**GOALS**:
1. Can you give back the passage on machine learning hype word for word?
2. Could you retype, without any change, the part of the records that opens with their first line and closes with the line containing "side-stamp-inv: Инв. N", including that line?

**PASSAGE SHOWN**:
- - -
Machine learning has created exciting prospects for industry, science and humanity.
It’s also hyped and heavily marketed in misleading ways. There have been some concerns that companies such as Startup Engineer.ai are misleading the public about the extent of their AI capabilities to attract funding and customers. Artificial intelligence is loosely defined, and that’s breeding a lot of confusion.
With conflicting messages, corporate leaders should take some time to learn what AI is, and what it is not. Machine learning is a branch of artificial intelligence based on the idea that systems can learn from data, identify patterns and make decisions with minimal human intervention, according to the analytics and software company SAS Institute. The important distinction is that machine learning systems can operate with “minimal” — but not “no” human intervention.
A venture capitalist in this space, Benedict Evans, writes a fairly digestible description of this important distinction and the problem of AI bias. An analogy he uses is the drug-sniffing dog at airports.
- - -
**DATA TO USE**:
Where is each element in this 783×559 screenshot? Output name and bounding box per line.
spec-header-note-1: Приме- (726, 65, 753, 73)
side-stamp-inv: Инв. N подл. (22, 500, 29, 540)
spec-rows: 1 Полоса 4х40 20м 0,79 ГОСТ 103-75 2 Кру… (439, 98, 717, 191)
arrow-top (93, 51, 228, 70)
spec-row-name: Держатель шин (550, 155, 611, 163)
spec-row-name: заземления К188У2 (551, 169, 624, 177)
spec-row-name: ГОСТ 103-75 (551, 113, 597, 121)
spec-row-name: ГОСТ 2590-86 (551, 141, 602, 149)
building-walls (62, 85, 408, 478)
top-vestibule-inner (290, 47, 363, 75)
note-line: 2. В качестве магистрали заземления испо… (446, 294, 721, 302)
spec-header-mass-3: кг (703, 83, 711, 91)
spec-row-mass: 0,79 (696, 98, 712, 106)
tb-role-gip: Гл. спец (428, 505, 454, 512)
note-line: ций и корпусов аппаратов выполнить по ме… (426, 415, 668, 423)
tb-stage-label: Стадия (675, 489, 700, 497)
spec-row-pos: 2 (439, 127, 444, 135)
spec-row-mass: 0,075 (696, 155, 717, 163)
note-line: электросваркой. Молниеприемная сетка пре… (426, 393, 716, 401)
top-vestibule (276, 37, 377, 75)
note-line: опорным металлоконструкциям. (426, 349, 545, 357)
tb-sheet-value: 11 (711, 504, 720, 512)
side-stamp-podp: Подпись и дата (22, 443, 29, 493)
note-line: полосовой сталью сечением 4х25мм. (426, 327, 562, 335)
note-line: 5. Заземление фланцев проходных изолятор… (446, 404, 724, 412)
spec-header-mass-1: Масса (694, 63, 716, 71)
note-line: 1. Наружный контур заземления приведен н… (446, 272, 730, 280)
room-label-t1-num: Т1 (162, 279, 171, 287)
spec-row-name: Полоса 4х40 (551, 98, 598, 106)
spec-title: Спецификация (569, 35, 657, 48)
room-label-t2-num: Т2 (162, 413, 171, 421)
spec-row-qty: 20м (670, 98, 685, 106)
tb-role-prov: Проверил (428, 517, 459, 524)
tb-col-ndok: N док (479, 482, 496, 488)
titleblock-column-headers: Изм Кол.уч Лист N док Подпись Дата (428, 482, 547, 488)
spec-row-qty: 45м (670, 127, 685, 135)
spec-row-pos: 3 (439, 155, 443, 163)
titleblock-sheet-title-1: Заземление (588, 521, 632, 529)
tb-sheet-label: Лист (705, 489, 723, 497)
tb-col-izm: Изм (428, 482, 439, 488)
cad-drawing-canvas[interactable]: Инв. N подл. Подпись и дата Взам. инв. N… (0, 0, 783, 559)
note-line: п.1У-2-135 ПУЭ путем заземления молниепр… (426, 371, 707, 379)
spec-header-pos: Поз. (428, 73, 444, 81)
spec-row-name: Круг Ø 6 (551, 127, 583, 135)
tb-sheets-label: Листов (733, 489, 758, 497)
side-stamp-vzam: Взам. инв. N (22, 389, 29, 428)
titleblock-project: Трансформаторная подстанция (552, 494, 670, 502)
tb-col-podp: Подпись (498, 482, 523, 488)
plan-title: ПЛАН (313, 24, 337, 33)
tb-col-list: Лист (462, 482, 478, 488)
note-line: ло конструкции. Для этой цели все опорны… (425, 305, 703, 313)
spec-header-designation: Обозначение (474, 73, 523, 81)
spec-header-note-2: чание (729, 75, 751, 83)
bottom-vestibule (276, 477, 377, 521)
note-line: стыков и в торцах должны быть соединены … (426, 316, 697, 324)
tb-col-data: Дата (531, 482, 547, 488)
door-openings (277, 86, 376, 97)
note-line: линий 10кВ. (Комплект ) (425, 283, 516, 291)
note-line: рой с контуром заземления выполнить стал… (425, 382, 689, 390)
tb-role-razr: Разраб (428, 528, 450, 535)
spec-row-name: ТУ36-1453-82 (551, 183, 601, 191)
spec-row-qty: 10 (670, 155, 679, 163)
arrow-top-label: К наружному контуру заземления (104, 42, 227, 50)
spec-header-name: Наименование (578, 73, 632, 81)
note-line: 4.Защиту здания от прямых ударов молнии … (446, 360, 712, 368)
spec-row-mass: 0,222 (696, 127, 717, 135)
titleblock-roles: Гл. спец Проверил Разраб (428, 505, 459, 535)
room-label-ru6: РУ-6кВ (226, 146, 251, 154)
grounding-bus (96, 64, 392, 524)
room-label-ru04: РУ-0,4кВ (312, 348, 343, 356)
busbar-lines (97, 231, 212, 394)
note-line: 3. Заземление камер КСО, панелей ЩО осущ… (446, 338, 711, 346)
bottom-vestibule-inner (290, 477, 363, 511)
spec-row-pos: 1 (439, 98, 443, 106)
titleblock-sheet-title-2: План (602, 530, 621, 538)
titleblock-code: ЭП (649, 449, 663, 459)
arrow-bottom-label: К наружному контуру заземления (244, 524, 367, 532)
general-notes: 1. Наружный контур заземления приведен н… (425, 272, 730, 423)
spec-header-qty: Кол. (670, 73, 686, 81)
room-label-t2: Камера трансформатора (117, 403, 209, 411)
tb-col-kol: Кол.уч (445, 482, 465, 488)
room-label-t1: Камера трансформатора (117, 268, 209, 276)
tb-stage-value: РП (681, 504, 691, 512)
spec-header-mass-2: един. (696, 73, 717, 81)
- - -
**WRITTEN ANSWERS**:
1.
Machine learning has created exciting prospects for industry, science and humanity.
It’s also hyped and heavily marketed in misleading ways. There have been some concerns that companies such as Startup Engineer.ai are misleading the public about the extent of their AI capabilities to attract funding and customers. Artificial intelligence is loosely defined, and that’s breeding a lot of confusion.
With conflicting messages, corporate leaders should take some time to learn what AI is, and what it is not. Machine learning is a branch of artificial intelligence based on the idea that systems can learn from data, identify patterns and make decisions with minimal human intervention, according to the analytics and software company SAS Institute. The important distinction is that machine learning systems can operate with “minimal” — but not “no” human intervention.
A venture capitalist in this space, Benedict Evans, writes a fairly digestible description of this important distinction and the problem of AI bias. An analogy he uses is the drug-sniffing dog at airports.

2.
Where is each element in this 783×559 screenshot? Output name and bounding box per line.
spec-header-note-1: Приме- (726, 65, 753, 73)
side-stamp-inv: Инв. N подл. (22, 500, 29, 540)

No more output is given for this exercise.